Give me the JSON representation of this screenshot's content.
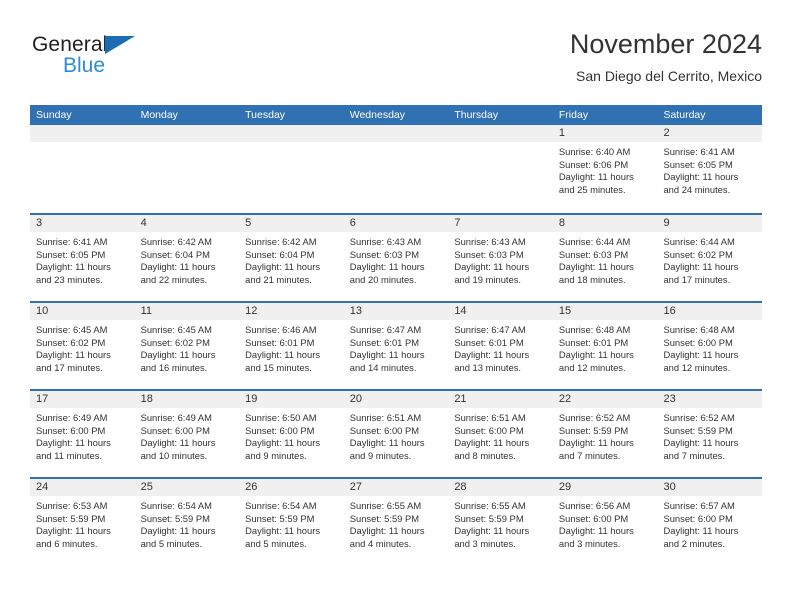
{
  "brand": {
    "name_part1": "General",
    "name_part2": "Blue",
    "color_dark": "#231f20",
    "color_blue": "#2e8bd6",
    "triangle_color": "#1b6cb3"
  },
  "header": {
    "title": "November 2024",
    "subtitle": "San Diego del Cerrito, Mexico"
  },
  "theme": {
    "header_blue": "#3071b4",
    "day_band_gray": "#f0f0f0",
    "text_color": "#333333"
  },
  "weekdays": [
    "Sunday",
    "Monday",
    "Tuesday",
    "Wednesday",
    "Thursday",
    "Friday",
    "Saturday"
  ],
  "labels": {
    "sunrise_prefix": "Sunrise:",
    "sunset_prefix": "Sunset:",
    "daylight_prefix": "Daylight:"
  },
  "weeks": [
    [
      {
        "day": "",
        "sunrise": "",
        "sunset": "",
        "daylight_l1": "",
        "daylight_l2": ""
      },
      {
        "day": "",
        "sunrise": "",
        "sunset": "",
        "daylight_l1": "",
        "daylight_l2": ""
      },
      {
        "day": "",
        "sunrise": "",
        "sunset": "",
        "daylight_l1": "",
        "daylight_l2": ""
      },
      {
        "day": "",
        "sunrise": "",
        "sunset": "",
        "daylight_l1": "",
        "daylight_l2": ""
      },
      {
        "day": "",
        "sunrise": "",
        "sunset": "",
        "daylight_l1": "",
        "daylight_l2": ""
      },
      {
        "day": "1",
        "sunrise": "Sunrise: 6:40 AM",
        "sunset": "Sunset: 6:06 PM",
        "daylight_l1": "Daylight: 11 hours",
        "daylight_l2": "and 25 minutes."
      },
      {
        "day": "2",
        "sunrise": "Sunrise: 6:41 AM",
        "sunset": "Sunset: 6:05 PM",
        "daylight_l1": "Daylight: 11 hours",
        "daylight_l2": "and 24 minutes."
      }
    ],
    [
      {
        "day": "3",
        "sunrise": "Sunrise: 6:41 AM",
        "sunset": "Sunset: 6:05 PM",
        "daylight_l1": "Daylight: 11 hours",
        "daylight_l2": "and 23 minutes."
      },
      {
        "day": "4",
        "sunrise": "Sunrise: 6:42 AM",
        "sunset": "Sunset: 6:04 PM",
        "daylight_l1": "Daylight: 11 hours",
        "daylight_l2": "and 22 minutes."
      },
      {
        "day": "5",
        "sunrise": "Sunrise: 6:42 AM",
        "sunset": "Sunset: 6:04 PM",
        "daylight_l1": "Daylight: 11 hours",
        "daylight_l2": "and 21 minutes."
      },
      {
        "day": "6",
        "sunrise": "Sunrise: 6:43 AM",
        "sunset": "Sunset: 6:03 PM",
        "daylight_l1": "Daylight: 11 hours",
        "daylight_l2": "and 20 minutes."
      },
      {
        "day": "7",
        "sunrise": "Sunrise: 6:43 AM",
        "sunset": "Sunset: 6:03 PM",
        "daylight_l1": "Daylight: 11 hours",
        "daylight_l2": "and 19 minutes."
      },
      {
        "day": "8",
        "sunrise": "Sunrise: 6:44 AM",
        "sunset": "Sunset: 6:03 PM",
        "daylight_l1": "Daylight: 11 hours",
        "daylight_l2": "and 18 minutes."
      },
      {
        "day": "9",
        "sunrise": "Sunrise: 6:44 AM",
        "sunset": "Sunset: 6:02 PM",
        "daylight_l1": "Daylight: 11 hours",
        "daylight_l2": "and 17 minutes."
      }
    ],
    [
      {
        "day": "10",
        "sunrise": "Sunrise: 6:45 AM",
        "sunset": "Sunset: 6:02 PM",
        "daylight_l1": "Daylight: 11 hours",
        "daylight_l2": "and 17 minutes."
      },
      {
        "day": "11",
        "sunrise": "Sunrise: 6:45 AM",
        "sunset": "Sunset: 6:02 PM",
        "daylight_l1": "Daylight: 11 hours",
        "daylight_l2": "and 16 minutes."
      },
      {
        "day": "12",
        "sunrise": "Sunrise: 6:46 AM",
        "sunset": "Sunset: 6:01 PM",
        "daylight_l1": "Daylight: 11 hours",
        "daylight_l2": "and 15 minutes."
      },
      {
        "day": "13",
        "sunrise": "Sunrise: 6:47 AM",
        "sunset": "Sunset: 6:01 PM",
        "daylight_l1": "Daylight: 11 hours",
        "daylight_l2": "and 14 minutes."
      },
      {
        "day": "14",
        "sunrise": "Sunrise: 6:47 AM",
        "sunset": "Sunset: 6:01 PM",
        "daylight_l1": "Daylight: 11 hours",
        "daylight_l2": "and 13 minutes."
      },
      {
        "day": "15",
        "sunrise": "Sunrise: 6:48 AM",
        "sunset": "Sunset: 6:01 PM",
        "daylight_l1": "Daylight: 11 hours",
        "daylight_l2": "and 12 minutes."
      },
      {
        "day": "16",
        "sunrise": "Sunrise: 6:48 AM",
        "sunset": "Sunset: 6:00 PM",
        "daylight_l1": "Daylight: 11 hours",
        "daylight_l2": "and 12 minutes."
      }
    ],
    [
      {
        "day": "17",
        "sunrise": "Sunrise: 6:49 AM",
        "sunset": "Sunset: 6:00 PM",
        "daylight_l1": "Daylight: 11 hours",
        "daylight_l2": "and 11 minutes."
      },
      {
        "day": "18",
        "sunrise": "Sunrise: 6:49 AM",
        "sunset": "Sunset: 6:00 PM",
        "daylight_l1": "Daylight: 11 hours",
        "daylight_l2": "and 10 minutes."
      },
      {
        "day": "19",
        "sunrise": "Sunrise: 6:50 AM",
        "sunset": "Sunset: 6:00 PM",
        "daylight_l1": "Daylight: 11 hours",
        "daylight_l2": "and 9 minutes."
      },
      {
        "day": "20",
        "sunrise": "Sunrise: 6:51 AM",
        "sunset": "Sunset: 6:00 PM",
        "daylight_l1": "Daylight: 11 hours",
        "daylight_l2": "and 9 minutes."
      },
      {
        "day": "21",
        "sunrise": "Sunrise: 6:51 AM",
        "sunset": "Sunset: 6:00 PM",
        "daylight_l1": "Daylight: 11 hours",
        "daylight_l2": "and 8 minutes."
      },
      {
        "day": "22",
        "sunrise": "Sunrise: 6:52 AM",
        "sunset": "Sunset: 5:59 PM",
        "daylight_l1": "Daylight: 11 hours",
        "daylight_l2": "and 7 minutes."
      },
      {
        "day": "23",
        "sunrise": "Sunrise: 6:52 AM",
        "sunset": "Sunset: 5:59 PM",
        "daylight_l1": "Daylight: 11 hours",
        "daylight_l2": "and 7 minutes."
      }
    ],
    [
      {
        "day": "24",
        "sunrise": "Sunrise: 6:53 AM",
        "sunset": "Sunset: 5:59 PM",
        "daylight_l1": "Daylight: 11 hours",
        "daylight_l2": "and 6 minutes."
      },
      {
        "day": "25",
        "sunrise": "Sunrise: 6:54 AM",
        "sunset": "Sunset: 5:59 PM",
        "daylight_l1": "Daylight: 11 hours",
        "daylight_l2": "and 5 minutes."
      },
      {
        "day": "26",
        "sunrise": "Sunrise: 6:54 AM",
        "sunset": "Sunset: 5:59 PM",
        "daylight_l1": "Daylight: 11 hours",
        "daylight_l2": "and 5 minutes."
      },
      {
        "day": "27",
        "sunrise": "Sunrise: 6:55 AM",
        "sunset": "Sunset: 5:59 PM",
        "daylight_l1": "Daylight: 11 hours",
        "daylight_l2": "and 4 minutes."
      },
      {
        "day": "28",
        "sunrise": "Sunrise: 6:55 AM",
        "sunset": "Sunset: 5:59 PM",
        "daylight_l1": "Daylight: 11 hours",
        "daylight_l2": "and 3 minutes."
      },
      {
        "day": "29",
        "sunrise": "Sunrise: 6:56 AM",
        "sunset": "Sunset: 6:00 PM",
        "daylight_l1": "Daylight: 11 hours",
        "daylight_l2": "and 3 minutes."
      },
      {
        "day": "30",
        "sunrise": "Sunrise: 6:57 AM",
        "sunset": "Sunset: 6:00 PM",
        "daylight_l1": "Daylight: 11 hours",
        "daylight_l2": "and 2 minutes."
      }
    ]
  ]
}
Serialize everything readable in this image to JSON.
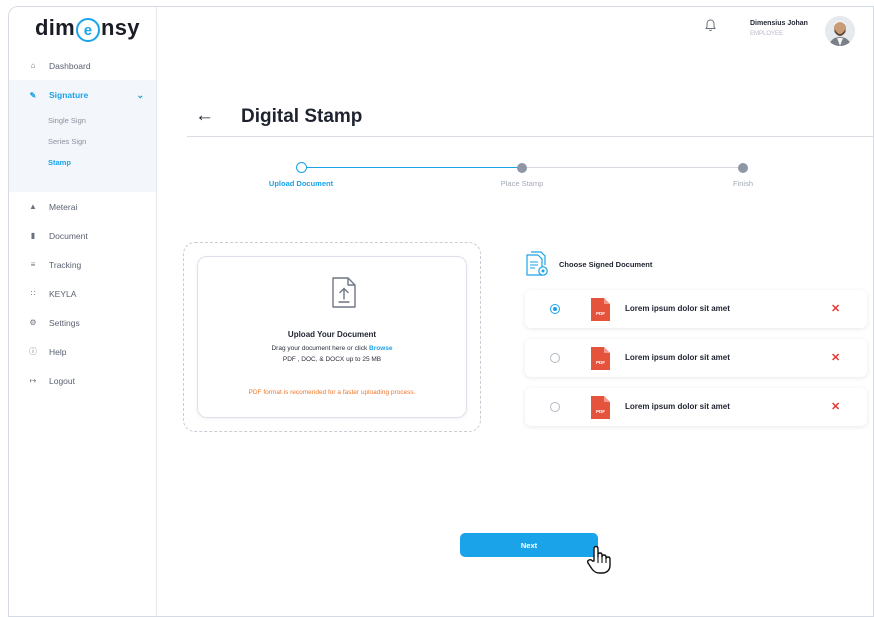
{
  "brand": {
    "logo_pre": "dim",
    "logo_mid": "e",
    "logo_post": "nsy"
  },
  "sidebar": {
    "items": [
      {
        "label": "Dashboard",
        "icon": "home-icon"
      },
      {
        "label": "Signature",
        "icon": "signature-icon"
      },
      {
        "label": "Meterai",
        "icon": "stamp-icon"
      },
      {
        "label": "Document",
        "icon": "document-icon"
      },
      {
        "label": "Tracking",
        "icon": "tracking-icon"
      },
      {
        "label": "KEYLA",
        "icon": "grid-icon"
      },
      {
        "label": "Settings",
        "icon": "gear-icon"
      },
      {
        "label": "Help",
        "icon": "help-icon"
      },
      {
        "label": "Logout",
        "icon": "logout-icon"
      }
    ],
    "signature_sub": [
      "Single Sign",
      "Series Sign",
      "Stamp"
    ]
  },
  "user": {
    "name": "Dimensius Johan",
    "role": "EMPLOYEE"
  },
  "page": {
    "title": "Digital Stamp"
  },
  "steps": [
    {
      "label": "Upload Document",
      "state": "active"
    },
    {
      "label": "Place Stamp",
      "state": "todo"
    },
    {
      "label": "Finish",
      "state": "todo"
    }
  ],
  "upload": {
    "title": "Upload Your Document",
    "drag_text": "Drag your document here or click ",
    "browse": "Browse",
    "formats": "PDF , DOC, & DOCX up to 25 MB",
    "note": "PDF format is recomended for a faster uploading process."
  },
  "signed": {
    "title": "Choose Signed Document",
    "docs": [
      {
        "name": "Lorem ipsum dolor sit amet",
        "type": "PDF",
        "selected": true
      },
      {
        "name": "Lorem ipsum dolor sit amet",
        "type": "PDF",
        "selected": false
      },
      {
        "name": "Lorem ipsum dolor sit amet",
        "type": "PDF",
        "selected": false
      }
    ]
  },
  "actions": {
    "next": "Next"
  },
  "colors": {
    "accent": "#1aa3e8",
    "warning": "#f0782a",
    "danger": "#e53935",
    "pdf": "#e5533d"
  }
}
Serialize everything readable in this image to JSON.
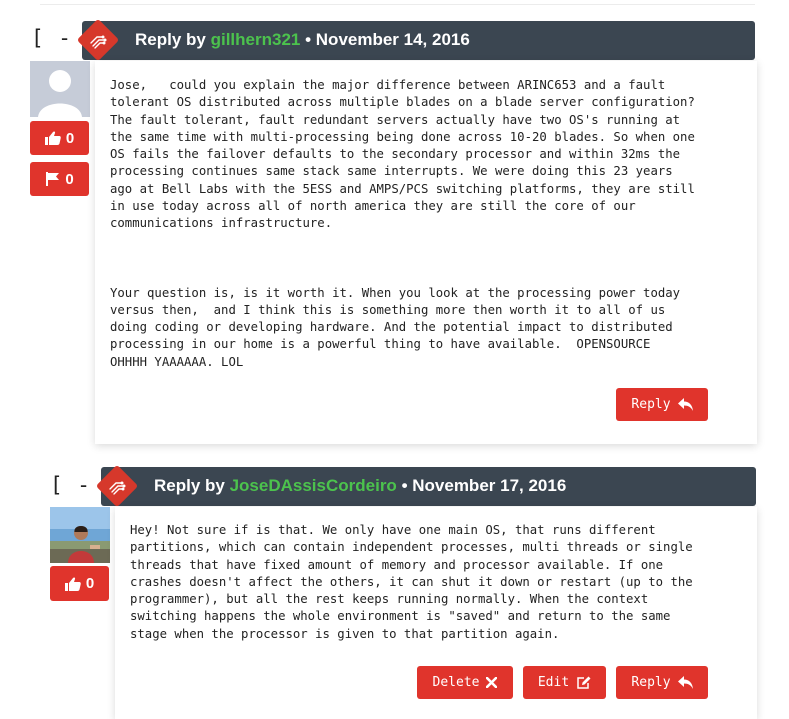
{
  "comments": [
    {
      "toggle": "[ - ]",
      "reply_by": "Reply by",
      "author": "gillhern321",
      "dot": "•",
      "date": "November 14, 2016",
      "likes": "0",
      "dislikes": "0",
      "avatar_icon": "default-user-avatar",
      "body": "Jose,   could you explain the major difference between ARINC653 and a fault\ntolerant OS distributed across multiple blades on a blade server configuration?\nThe fault tolerant, fault redundant servers actually have two OS's running at\nthe same time with multi-processing being done across 10-20 blades. So when one\nOS fails the failover defaults to the secondary processor and within 32ms the\nprocessing continues same stack same interrupts. We were doing this 23 years\nago at Bell Labs with the 5ESS and AMPS/PCS switching platforms, they are still\nin use today across all of north america they are still the core of our\ncommunications infrastructure.\n\n\n\nYour question is, is it worth it. When you look at the processing power today\nversus then,  and I think this is something more then worth it to all of us\ndoing coding or developing hardware. And the potential impact to distributed\nprocessing in our home is a powerful thing to have available.  OPENSOURCE\nOHHHH YAAAAAA. LOL",
      "actions": {
        "reply": "Reply"
      }
    },
    {
      "toggle": "[ - ]",
      "reply_by": "Reply by",
      "author": "JoseDAssisCordeiro",
      "dot": "•",
      "date": "November 17, 2016",
      "likes": "0",
      "avatar_icon": "user-photo-avatar",
      "body": "Hey! Not sure if is that. We only have one main OS, that runs different\npartitions, which can contain independent processes, multi threads or single\nthreads that have fixed amount of memory and processor available. If one\ncrashes doesn't affect the others, it can shut it down or restart (up to the\nprogrammer), but all the rest keeps running normally. When the context\nswitching happens the whole environment is \"saved\" and return to the same\nstage when the processor is given to that partition again.",
      "actions": {
        "delete": "Delete",
        "edit": "Edit",
        "reply": "Reply"
      }
    }
  ],
  "colors": {
    "header_bg": "#3b4651",
    "accent_red": "#e0342c",
    "author_green": "#4cc24d",
    "badge_red": "#d6382b"
  }
}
────────────────
Stated goal —
Only lines that contain the word "avatar" are wanted; copy each of them.

Worked solution —
      "avatar_icon": "default-user-avatar",
      "avatar_icon": "user-photo-avatar",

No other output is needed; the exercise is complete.